--- START ---
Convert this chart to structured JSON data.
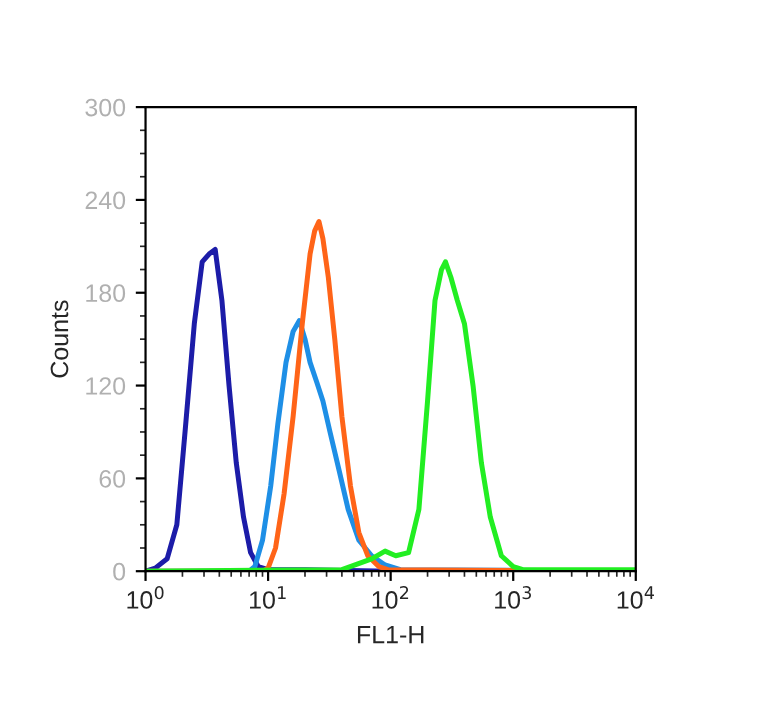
{
  "chart_data": {
    "type": "line",
    "xlabel": "FL1-H",
    "ylabel": "Counts",
    "log": "x",
    "xlim": [
      1,
      10000
    ],
    "xticks": [
      {
        "value": 1,
        "label": "10$^{0}$"
      },
      {
        "value": 10,
        "label": "10$^{1}$"
      },
      {
        "value": 100,
        "label": "10$^{2}$"
      },
      {
        "value": 1000,
        "label": "10$^{3}$"
      },
      {
        "value": 10000,
        "label": "10$^{4}$"
      }
    ],
    "ylim": [
      0,
      300
    ],
    "yticks": [
      0,
      60,
      120,
      180,
      240,
      300
    ],
    "grid": false,
    "legend": false,
    "series": [
      {
        "color": "#1c1ca8",
        "x": [
          1,
          1.2,
          1.5,
          1.8,
          2.1,
          2.5,
          2.9,
          3.3,
          3.7,
          4.2,
          4.8,
          5.5,
          6.3,
          7.2,
          8.3,
          10,
          20,
          100,
          10000
        ],
        "values": [
          0,
          2,
          8,
          30,
          90,
          160,
          200,
          205,
          208,
          175,
          120,
          70,
          35,
          12,
          3,
          1,
          1,
          0,
          0
        ]
      },
      {
        "color": "#1e8fe6",
        "x": [
          1,
          7,
          7.8,
          9,
          10.5,
          12,
          14,
          16,
          18,
          20,
          22,
          25,
          28,
          32,
          38,
          45,
          55,
          70,
          90,
          120,
          10000
        ],
        "values": [
          0,
          0,
          3,
          20,
          55,
          95,
          135,
          155,
          162,
          150,
          135,
          122,
          110,
          90,
          65,
          40,
          20,
          10,
          4,
          1,
          0
        ]
      },
      {
        "color": "#ff6418",
        "x": [
          1,
          9,
          10,
          11.5,
          13.5,
          16,
          19,
          22,
          24,
          26,
          28,
          31,
          35,
          40,
          47,
          55,
          65,
          80,
          95,
          10000
        ],
        "values": [
          0,
          0,
          2,
          15,
          50,
          100,
          160,
          205,
          220,
          226,
          215,
          190,
          150,
          100,
          55,
          25,
          10,
          3,
          1,
          0
        ]
      },
      {
        "color": "#22ee22",
        "x": [
          1,
          40,
          70,
          90,
          110,
          140,
          170,
          200,
          230,
          260,
          280,
          310,
          350,
          400,
          470,
          550,
          650,
          800,
          1000,
          1200,
          10000
        ],
        "values": [
          0,
          1,
          8,
          13,
          10,
          12,
          40,
          110,
          175,
          195,
          200,
          190,
          175,
          160,
          120,
          70,
          35,
          10,
          3,
          1,
          1
        ]
      }
    ]
  }
}
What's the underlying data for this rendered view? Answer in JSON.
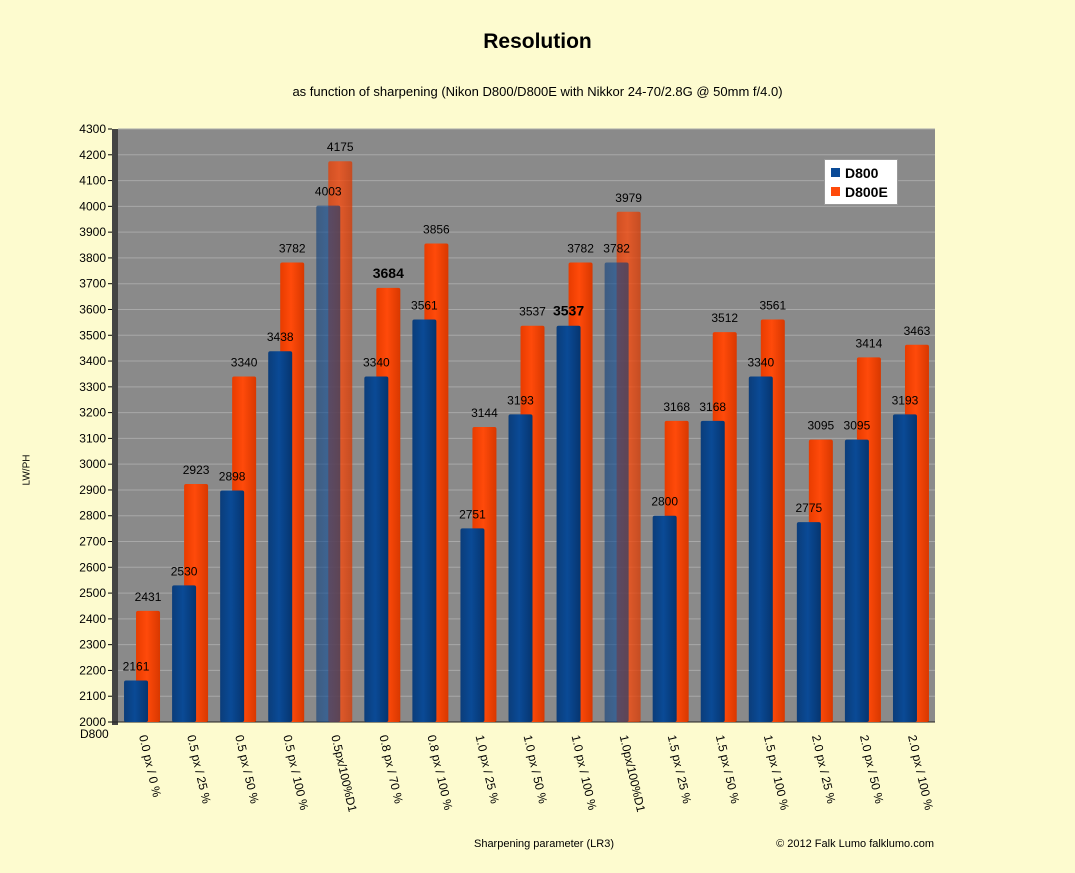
{
  "chart_data": {
    "type": "bar",
    "title": "Resolution",
    "subtitle": "as function of sharpening (Nikon D800/D800E with Nikkor 24-70/2.8G @ 50mm f/4.0)",
    "ylabel": "LW/PH",
    "xlabel": "Sharpening parameter (LR3)",
    "credit": "© 2012 Falk Lumo falklumo.com",
    "corner_label": "D800",
    "ylim": [
      2000,
      4300
    ],
    "ytick_step": 100,
    "grid": true,
    "legend_position": "top-right",
    "categories": [
      "0.0 px / 0 %",
      "0.5 px / 25 %",
      "0.5 px / 50 %",
      "0.5 px / 100 %",
      "0.5px/100%D1",
      "0.8 px / 70 %",
      "0.8 px / 100 %",
      "1.0 px / 25 %",
      "1.0 px / 50 %",
      "1.0 px / 100 %",
      "1.0px/100%D1",
      "1.5 px / 25 %",
      "1.5 px / 50 %",
      "1.5 px / 100 %",
      "2.0 px / 25 %",
      "2.0 px / 50 %",
      "2.0 px / 100 %"
    ],
    "series": [
      {
        "name": "D800",
        "color": "#0a4a96",
        "values": [
          2161,
          2530,
          2898,
          3438,
          4003,
          3340,
          3561,
          2751,
          3193,
          3537,
          3782,
          2800,
          3168,
          3340,
          2775,
          3095,
          3193
        ]
      },
      {
        "name": "D800E",
        "color": "#ff4a0a",
        "values": [
          2431,
          2923,
          3340,
          3782,
          4175,
          3684,
          3856,
          3144,
          3537,
          3782,
          3979,
          3168,
          3512,
          3561,
          3095,
          3414,
          3463
        ]
      }
    ],
    "highlighted_categories": [
      "0.5px/100%D1",
      "1.0px/100%D1"
    ],
    "bold_labels": [
      {
        "series": "D800E",
        "category": "0.8 px / 70 %"
      },
      {
        "series": "D800",
        "category": "1.0 px / 100 %"
      }
    ],
    "colors": {
      "plot_background": "#8a8a8a",
      "page_background": "#fdfbcf",
      "wall": "#444444"
    }
  }
}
--- END ---
◆ Problem to work on: Set down the material above as is, without any pictures.

◆ The response:
Convert this chart to structured JSON data.
{
  "chart_data": {
    "type": "line",
    "xlabel": "FL1-H",
    "ylabel": "Counts",
    "log": "x",
    "xlim": [
      1,
      10000
    ],
    "xticks": [
      {
        "value": 1,
        "label": "10$^{0}$"
      },
      {
        "value": 10,
        "label": "10$^{1}$"
      },
      {
        "value": 100,
        "label": "10$^{2}$"
      },
      {
        "value": 1000,
        "label": "10$^{3}$"
      },
      {
        "value": 10000,
        "label": "10$^{4}$"
      }
    ],
    "ylim": [
      0,
      300
    ],
    "yticks": [
      0,
      60,
      120,
      180,
      240,
      300
    ],
    "grid": false,
    "legend": false,
    "series": [
      {
        "color": "#1c1ca8",
        "x": [
          1,
          1.2,
          1.5,
          1.8,
          2.1,
          2.5,
          2.9,
          3.3,
          3.7,
          4.2,
          4.8,
          5.5,
          6.3,
          7.2,
          8.3,
          10,
          20,
          100,
          10000
        ],
        "values": [
          0,
          2,
          8,
          30,
          90,
          160,
          200,
          205,
          208,
          175,
          120,
          70,
          35,
          12,
          3,
          1,
          1,
          0,
          0
        ]
      },
      {
        "color": "#1e8fe6",
        "x": [
          1,
          7,
          7.8,
          9,
          10.5,
          12,
          14,
          16,
          18,
          20,
          22,
          25,
          28,
          32,
          38,
          45,
          55,
          70,
          90,
          120,
          10000
        ],
        "values": [
          0,
          0,
          3,
          20,
          55,
          95,
          135,
          155,
          162,
          150,
          135,
          122,
          110,
          90,
          65,
          40,
          20,
          10,
          4,
          1,
          0
        ]
      },
      {
        "color": "#ff6418",
        "x": [
          1,
          9,
          10,
          11.5,
          13.5,
          16,
          19,
          22,
          24,
          26,
          28,
          31,
          35,
          40,
          47,
          55,
          65,
          80,
          95,
          10000
        ],
        "values": [
          0,
          0,
          2,
          15,
          50,
          100,
          160,
          205,
          220,
          226,
          215,
          190,
          150,
          100,
          55,
          25,
          10,
          3,
          1,
          0
        ]
      },
      {
        "color": "#22ee22",
        "x": [
          1,
          40,
          70,
          90,
          110,
          140,
          170,
          200,
          230,
          260,
          280,
          310,
          350,
          400,
          470,
          550,
          650,
          800,
          1000,
          1200,
          10000
        ],
        "values": [
          0,
          1,
          8,
          13,
          10,
          12,
          40,
          110,
          175,
          195,
          200,
          190,
          175,
          160,
          120,
          70,
          35,
          10,
          3,
          1,
          1
        ]
      }
    ]
  }
}
What's the underlying data for this rendered view? Answer in JSON.
{
  "chart_data": {
    "type": "bar",
    "title": "Resolution",
    "subtitle": "as function of sharpening (Nikon D800/D800E with Nikkor 24-70/2.8G @ 50mm f/4.0)",
    "ylabel": "LW/PH",
    "xlabel": "Sharpening parameter (LR3)",
    "credit": "© 2012 Falk Lumo falklumo.com",
    "corner_label": "D800",
    "ylim": [
      2000,
      4300
    ],
    "ytick_step": 100,
    "grid": true,
    "legend_position": "top-right",
    "categories": [
      "0.0 px / 0 %",
      "0.5 px / 25 %",
      "0.5 px / 50 %",
      "0.5 px / 100 %",
      "0.5px/100%D1",
      "0.8 px / 70 %",
      "0.8 px / 100 %",
      "1.0 px / 25 %",
      "1.0 px / 50 %",
      "1.0 px / 100 %",
      "1.0px/100%D1",
      "1.5 px / 25 %",
      "1.5 px / 50 %",
      "1.5 px / 100 %",
      "2.0 px / 25 %",
      "2.0 px / 50 %",
      "2.0 px / 100 %"
    ],
    "series": [
      {
        "name": "D800",
        "color": "#0a4a96",
        "values": [
          2161,
          2530,
          2898,
          3438,
          4003,
          3340,
          3561,
          2751,
          3193,
          3537,
          3782,
          2800,
          3168,
          3340,
          2775,
          3095,
          3193
        ]
      },
      {
        "name": "D800E",
        "color": "#ff4a0a",
        "values": [
          2431,
          2923,
          3340,
          3782,
          4175,
          3684,
          3856,
          3144,
          3537,
          3782,
          3979,
          3168,
          3512,
          3561,
          3095,
          3414,
          3463
        ]
      }
    ],
    "highlighted_categories": [
      "0.5px/100%D1",
      "1.0px/100%D1"
    ],
    "bold_labels": [
      {
        "series": "D800E",
        "category": "0.8 px / 70 %"
      },
      {
        "series": "D800",
        "category": "1.0 px / 100 %"
      }
    ],
    "colors": {
      "plot_background": "#8a8a8a",
      "page_background": "#fdfbcf",
      "wall": "#444444"
    }
  }
}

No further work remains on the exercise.